[Work instructions] Keep only the lines where "Arch" appears.

[Exercise input]
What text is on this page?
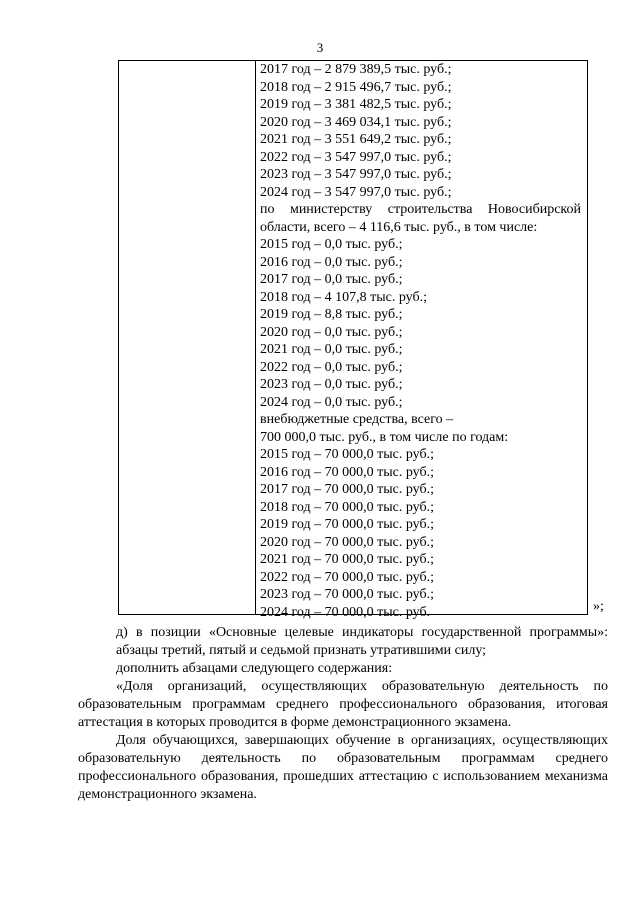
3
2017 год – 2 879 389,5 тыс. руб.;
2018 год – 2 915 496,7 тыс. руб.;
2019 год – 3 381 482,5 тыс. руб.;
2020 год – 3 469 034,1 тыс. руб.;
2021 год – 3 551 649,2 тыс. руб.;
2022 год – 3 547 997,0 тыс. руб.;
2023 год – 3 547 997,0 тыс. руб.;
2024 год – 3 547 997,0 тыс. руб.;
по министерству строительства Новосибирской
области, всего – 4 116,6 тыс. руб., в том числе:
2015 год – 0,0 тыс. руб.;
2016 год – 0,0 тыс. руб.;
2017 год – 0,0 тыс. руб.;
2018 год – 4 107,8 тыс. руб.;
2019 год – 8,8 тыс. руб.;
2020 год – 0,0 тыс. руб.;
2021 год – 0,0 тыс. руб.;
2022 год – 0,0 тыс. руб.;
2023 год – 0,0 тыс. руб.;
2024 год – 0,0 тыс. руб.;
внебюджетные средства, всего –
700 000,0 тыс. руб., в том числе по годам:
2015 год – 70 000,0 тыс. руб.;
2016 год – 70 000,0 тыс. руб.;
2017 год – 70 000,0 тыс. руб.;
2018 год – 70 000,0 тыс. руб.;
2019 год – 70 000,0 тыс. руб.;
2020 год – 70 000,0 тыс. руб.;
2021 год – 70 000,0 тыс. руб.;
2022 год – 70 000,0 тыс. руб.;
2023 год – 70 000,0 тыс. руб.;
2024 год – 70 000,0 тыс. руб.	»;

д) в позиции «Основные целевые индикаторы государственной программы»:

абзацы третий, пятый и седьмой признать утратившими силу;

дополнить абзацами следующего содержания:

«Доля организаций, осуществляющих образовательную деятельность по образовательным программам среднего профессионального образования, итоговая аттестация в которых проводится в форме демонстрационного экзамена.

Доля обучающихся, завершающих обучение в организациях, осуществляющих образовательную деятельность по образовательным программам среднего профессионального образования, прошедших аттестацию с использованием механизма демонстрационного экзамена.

* * *

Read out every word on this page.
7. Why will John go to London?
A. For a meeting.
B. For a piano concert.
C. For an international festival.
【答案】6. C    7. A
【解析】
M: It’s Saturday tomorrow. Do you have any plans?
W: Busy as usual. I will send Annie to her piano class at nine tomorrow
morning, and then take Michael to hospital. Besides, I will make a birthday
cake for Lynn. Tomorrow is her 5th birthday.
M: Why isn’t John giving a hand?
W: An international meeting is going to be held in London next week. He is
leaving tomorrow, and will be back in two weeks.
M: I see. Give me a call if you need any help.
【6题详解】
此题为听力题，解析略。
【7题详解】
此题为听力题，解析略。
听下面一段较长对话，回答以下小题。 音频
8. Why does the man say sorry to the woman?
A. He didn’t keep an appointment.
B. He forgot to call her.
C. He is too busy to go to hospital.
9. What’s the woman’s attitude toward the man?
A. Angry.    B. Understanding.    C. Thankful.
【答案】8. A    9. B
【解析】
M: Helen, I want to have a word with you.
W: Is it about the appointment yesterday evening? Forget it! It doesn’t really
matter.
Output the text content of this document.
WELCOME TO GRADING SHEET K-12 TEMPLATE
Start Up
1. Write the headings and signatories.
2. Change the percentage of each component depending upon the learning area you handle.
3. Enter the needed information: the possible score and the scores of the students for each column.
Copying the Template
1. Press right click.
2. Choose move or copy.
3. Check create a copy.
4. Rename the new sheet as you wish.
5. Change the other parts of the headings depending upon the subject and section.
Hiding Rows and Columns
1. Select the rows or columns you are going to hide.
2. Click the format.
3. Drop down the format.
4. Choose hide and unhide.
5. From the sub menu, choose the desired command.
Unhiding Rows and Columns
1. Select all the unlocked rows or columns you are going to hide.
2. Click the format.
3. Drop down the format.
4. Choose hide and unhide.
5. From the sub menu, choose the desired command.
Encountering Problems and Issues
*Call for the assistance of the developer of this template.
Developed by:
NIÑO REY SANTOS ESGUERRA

--

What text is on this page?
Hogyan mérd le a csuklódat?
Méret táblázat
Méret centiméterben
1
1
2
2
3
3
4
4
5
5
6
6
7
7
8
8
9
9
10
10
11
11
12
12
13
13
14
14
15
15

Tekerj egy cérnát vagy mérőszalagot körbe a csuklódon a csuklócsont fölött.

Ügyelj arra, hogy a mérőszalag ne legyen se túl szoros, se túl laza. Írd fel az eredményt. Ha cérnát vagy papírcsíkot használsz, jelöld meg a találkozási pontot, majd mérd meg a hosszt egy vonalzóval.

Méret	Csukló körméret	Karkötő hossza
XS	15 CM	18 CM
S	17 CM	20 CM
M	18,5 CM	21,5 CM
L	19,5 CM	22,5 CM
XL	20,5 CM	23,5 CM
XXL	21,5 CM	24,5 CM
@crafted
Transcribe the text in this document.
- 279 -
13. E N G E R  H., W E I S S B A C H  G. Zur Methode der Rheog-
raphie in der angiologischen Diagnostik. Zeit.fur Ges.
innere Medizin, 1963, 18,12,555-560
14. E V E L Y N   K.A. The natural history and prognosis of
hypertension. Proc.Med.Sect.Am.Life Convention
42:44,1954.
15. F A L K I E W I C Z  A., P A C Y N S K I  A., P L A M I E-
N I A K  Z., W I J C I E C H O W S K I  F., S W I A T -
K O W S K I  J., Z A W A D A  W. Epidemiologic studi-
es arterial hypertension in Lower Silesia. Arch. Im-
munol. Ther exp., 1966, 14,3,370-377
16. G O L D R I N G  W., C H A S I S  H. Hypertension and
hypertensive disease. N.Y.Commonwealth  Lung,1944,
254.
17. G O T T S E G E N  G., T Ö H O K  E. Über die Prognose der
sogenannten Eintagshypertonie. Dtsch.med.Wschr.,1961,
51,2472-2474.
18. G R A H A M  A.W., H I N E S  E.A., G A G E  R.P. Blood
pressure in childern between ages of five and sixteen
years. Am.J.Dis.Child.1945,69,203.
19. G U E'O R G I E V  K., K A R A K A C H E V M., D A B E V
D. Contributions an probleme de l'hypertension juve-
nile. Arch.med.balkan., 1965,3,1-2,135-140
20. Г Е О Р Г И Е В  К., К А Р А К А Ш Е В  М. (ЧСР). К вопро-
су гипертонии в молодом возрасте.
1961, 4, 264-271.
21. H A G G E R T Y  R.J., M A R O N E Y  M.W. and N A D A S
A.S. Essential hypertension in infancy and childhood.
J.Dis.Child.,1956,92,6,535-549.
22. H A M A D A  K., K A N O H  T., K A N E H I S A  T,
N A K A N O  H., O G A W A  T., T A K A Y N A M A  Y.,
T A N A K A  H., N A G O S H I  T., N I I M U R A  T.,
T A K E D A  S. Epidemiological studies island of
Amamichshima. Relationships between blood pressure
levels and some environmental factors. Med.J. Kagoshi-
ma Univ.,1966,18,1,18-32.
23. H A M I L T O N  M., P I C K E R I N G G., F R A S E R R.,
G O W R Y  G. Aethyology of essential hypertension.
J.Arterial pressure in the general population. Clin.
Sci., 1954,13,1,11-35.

[Written response]
es arterial hypertension in Lower Silesia. Arch. Im-
nile. Arch.med.balkan., 1965,3,1-2,135-140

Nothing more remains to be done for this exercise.